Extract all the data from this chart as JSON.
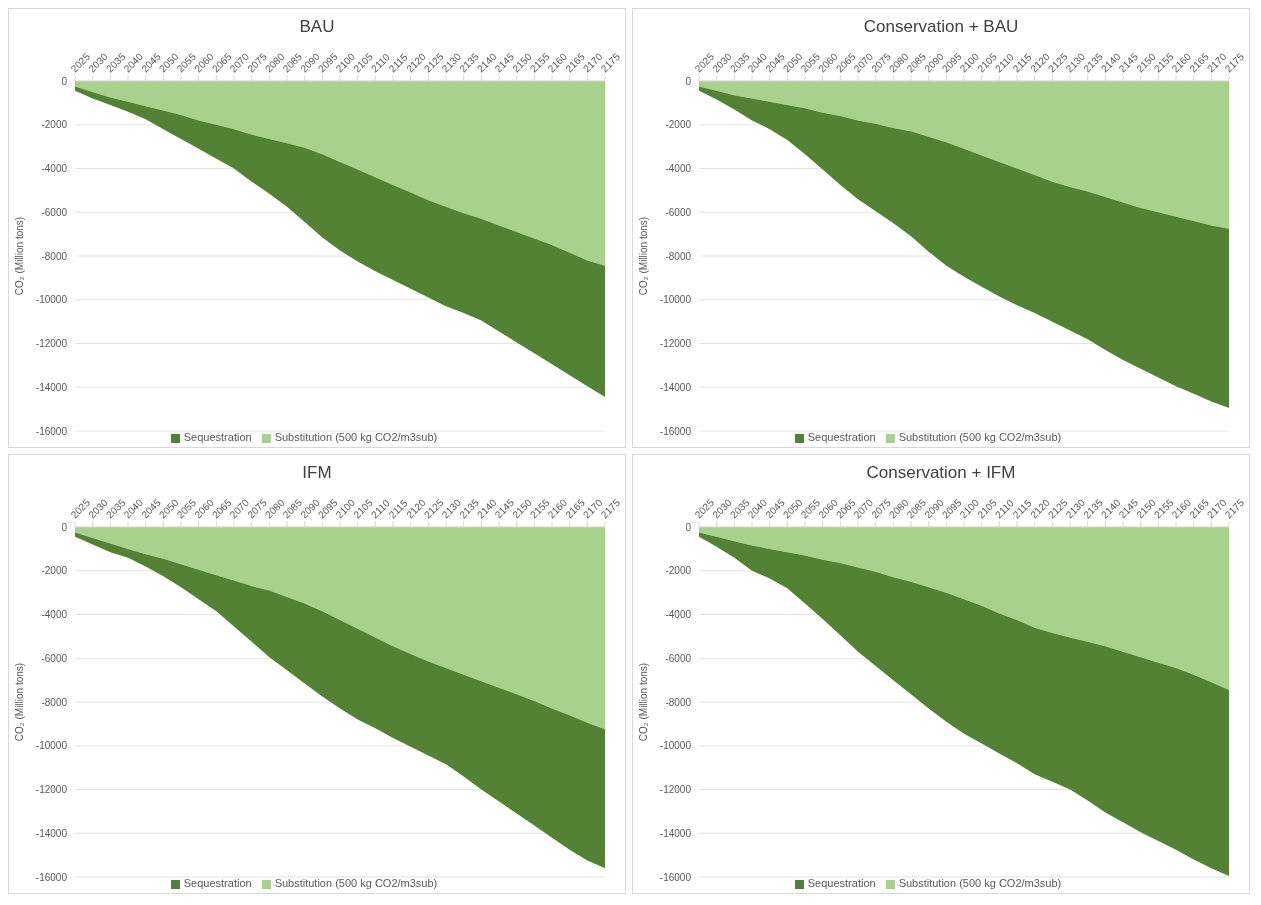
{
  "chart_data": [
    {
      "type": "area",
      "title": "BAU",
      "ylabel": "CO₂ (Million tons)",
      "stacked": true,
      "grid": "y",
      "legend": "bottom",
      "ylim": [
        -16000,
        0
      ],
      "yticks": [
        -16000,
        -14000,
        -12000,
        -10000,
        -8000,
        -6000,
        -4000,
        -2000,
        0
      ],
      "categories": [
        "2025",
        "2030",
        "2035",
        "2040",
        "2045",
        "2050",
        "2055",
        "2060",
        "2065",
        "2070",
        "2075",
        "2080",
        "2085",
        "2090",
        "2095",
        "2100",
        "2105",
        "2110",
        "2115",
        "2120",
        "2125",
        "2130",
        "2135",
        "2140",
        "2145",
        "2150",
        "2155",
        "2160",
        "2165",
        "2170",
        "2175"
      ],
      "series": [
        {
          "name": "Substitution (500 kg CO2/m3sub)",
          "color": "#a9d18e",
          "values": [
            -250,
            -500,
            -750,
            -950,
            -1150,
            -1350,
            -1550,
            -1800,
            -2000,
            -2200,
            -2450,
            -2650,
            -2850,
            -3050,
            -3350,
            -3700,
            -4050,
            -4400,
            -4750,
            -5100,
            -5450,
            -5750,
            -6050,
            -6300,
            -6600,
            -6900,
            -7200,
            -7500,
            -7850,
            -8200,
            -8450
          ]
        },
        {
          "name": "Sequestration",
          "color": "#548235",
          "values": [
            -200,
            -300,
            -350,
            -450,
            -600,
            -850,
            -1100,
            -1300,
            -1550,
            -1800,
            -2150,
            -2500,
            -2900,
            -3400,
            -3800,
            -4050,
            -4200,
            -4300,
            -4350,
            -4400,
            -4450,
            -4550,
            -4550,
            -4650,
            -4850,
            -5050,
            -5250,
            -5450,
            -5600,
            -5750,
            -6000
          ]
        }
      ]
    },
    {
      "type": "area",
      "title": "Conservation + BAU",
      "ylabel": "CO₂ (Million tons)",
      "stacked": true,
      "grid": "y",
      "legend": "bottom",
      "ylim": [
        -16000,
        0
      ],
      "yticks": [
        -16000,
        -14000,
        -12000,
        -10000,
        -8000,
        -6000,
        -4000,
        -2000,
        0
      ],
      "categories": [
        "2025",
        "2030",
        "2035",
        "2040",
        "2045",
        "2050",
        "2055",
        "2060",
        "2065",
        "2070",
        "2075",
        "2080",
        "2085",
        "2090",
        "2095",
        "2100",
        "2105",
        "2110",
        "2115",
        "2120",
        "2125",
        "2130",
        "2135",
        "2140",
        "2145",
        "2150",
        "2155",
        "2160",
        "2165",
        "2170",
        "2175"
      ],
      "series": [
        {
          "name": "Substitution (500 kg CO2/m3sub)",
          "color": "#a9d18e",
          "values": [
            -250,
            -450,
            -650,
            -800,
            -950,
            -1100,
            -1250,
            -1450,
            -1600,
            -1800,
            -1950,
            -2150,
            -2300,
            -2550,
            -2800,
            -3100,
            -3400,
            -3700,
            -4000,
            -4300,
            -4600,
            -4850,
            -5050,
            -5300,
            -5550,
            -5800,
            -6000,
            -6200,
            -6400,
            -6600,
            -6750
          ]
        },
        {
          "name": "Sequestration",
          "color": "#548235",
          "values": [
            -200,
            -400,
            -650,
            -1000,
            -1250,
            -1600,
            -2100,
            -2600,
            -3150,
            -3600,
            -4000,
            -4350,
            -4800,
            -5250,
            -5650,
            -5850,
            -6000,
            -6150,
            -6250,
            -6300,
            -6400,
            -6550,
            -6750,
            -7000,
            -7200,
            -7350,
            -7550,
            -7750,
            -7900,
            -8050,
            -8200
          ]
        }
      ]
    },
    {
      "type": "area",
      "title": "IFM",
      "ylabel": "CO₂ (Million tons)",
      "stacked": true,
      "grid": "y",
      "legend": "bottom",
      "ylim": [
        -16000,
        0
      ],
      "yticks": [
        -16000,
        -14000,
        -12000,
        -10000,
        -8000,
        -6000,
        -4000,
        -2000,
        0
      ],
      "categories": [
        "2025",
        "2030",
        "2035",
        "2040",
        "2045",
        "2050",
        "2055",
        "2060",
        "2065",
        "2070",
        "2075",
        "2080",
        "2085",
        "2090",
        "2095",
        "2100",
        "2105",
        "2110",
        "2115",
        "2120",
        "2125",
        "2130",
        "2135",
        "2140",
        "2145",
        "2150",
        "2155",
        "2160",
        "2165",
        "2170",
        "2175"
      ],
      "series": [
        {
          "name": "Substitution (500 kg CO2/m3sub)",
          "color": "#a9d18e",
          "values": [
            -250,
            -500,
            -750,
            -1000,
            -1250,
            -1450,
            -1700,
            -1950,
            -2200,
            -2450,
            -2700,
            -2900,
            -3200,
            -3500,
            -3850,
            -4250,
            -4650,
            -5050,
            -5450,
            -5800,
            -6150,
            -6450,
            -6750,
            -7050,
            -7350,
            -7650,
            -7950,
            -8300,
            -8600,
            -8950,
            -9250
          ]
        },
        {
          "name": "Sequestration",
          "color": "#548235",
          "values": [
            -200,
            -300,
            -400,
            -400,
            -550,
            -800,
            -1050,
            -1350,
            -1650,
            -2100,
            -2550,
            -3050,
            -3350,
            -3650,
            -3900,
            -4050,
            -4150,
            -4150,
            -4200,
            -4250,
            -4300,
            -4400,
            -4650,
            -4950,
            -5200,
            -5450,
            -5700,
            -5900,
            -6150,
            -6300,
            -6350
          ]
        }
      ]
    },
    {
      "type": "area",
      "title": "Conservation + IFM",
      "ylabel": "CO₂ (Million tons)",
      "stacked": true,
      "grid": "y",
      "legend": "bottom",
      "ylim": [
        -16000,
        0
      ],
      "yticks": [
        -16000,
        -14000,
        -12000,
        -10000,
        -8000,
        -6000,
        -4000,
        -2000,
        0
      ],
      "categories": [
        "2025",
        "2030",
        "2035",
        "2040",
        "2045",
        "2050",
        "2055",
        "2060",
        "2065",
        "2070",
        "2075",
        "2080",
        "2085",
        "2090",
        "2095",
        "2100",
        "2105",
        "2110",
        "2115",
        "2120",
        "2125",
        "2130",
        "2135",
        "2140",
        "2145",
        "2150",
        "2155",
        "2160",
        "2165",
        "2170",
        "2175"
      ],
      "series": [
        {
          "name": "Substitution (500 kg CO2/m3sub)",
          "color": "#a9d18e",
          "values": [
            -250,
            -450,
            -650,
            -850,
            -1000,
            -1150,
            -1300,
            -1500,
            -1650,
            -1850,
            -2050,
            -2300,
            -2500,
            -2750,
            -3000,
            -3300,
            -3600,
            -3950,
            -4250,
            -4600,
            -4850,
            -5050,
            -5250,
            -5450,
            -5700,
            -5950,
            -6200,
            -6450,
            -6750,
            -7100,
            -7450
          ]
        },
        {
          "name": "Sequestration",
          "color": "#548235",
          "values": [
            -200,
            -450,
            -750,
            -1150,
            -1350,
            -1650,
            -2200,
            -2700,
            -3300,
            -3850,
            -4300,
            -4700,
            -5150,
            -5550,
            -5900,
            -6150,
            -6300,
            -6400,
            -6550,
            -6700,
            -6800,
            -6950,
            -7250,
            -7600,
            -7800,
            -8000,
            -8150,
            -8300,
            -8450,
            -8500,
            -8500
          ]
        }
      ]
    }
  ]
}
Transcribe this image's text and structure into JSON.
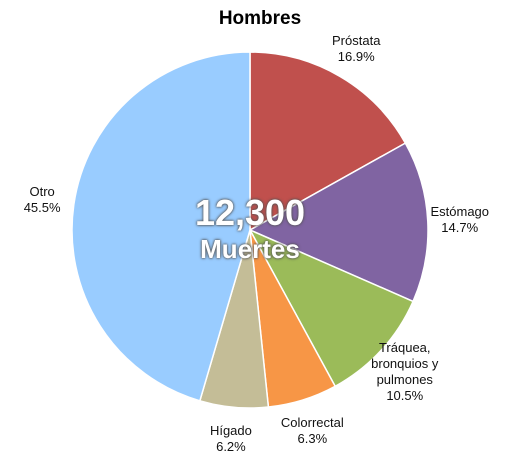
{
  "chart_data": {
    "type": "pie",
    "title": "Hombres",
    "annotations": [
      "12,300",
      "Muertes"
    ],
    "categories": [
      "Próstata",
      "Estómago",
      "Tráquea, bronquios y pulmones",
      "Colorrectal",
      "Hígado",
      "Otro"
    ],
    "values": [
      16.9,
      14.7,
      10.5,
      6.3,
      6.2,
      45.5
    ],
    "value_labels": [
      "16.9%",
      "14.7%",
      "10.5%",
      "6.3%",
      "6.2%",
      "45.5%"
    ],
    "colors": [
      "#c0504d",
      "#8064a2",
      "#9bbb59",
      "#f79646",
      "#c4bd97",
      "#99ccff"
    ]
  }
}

> _Description of the task_
Extract, exactly as written, the span of lines from the one holding "Transcribe this image's" through the last line, inclusive. Skip any picture.

> _Right answer_
Transcribe this image's text and structure into JSON.
{
  "chart_data": {
    "type": "pie",
    "title": "Hombres",
    "annotations": [
      "12,300",
      "Muertes"
    ],
    "categories": [
      "Próstata",
      "Estómago",
      "Tráquea, bronquios y pulmones",
      "Colorrectal",
      "Hígado",
      "Otro"
    ],
    "values": [
      16.9,
      14.7,
      10.5,
      6.3,
      6.2,
      45.5
    ],
    "value_labels": [
      "16.9%",
      "14.7%",
      "10.5%",
      "6.3%",
      "6.2%",
      "45.5%"
    ],
    "colors": [
      "#c0504d",
      "#8064a2",
      "#9bbb59",
      "#f79646",
      "#c4bd97",
      "#99ccff"
    ]
  }
}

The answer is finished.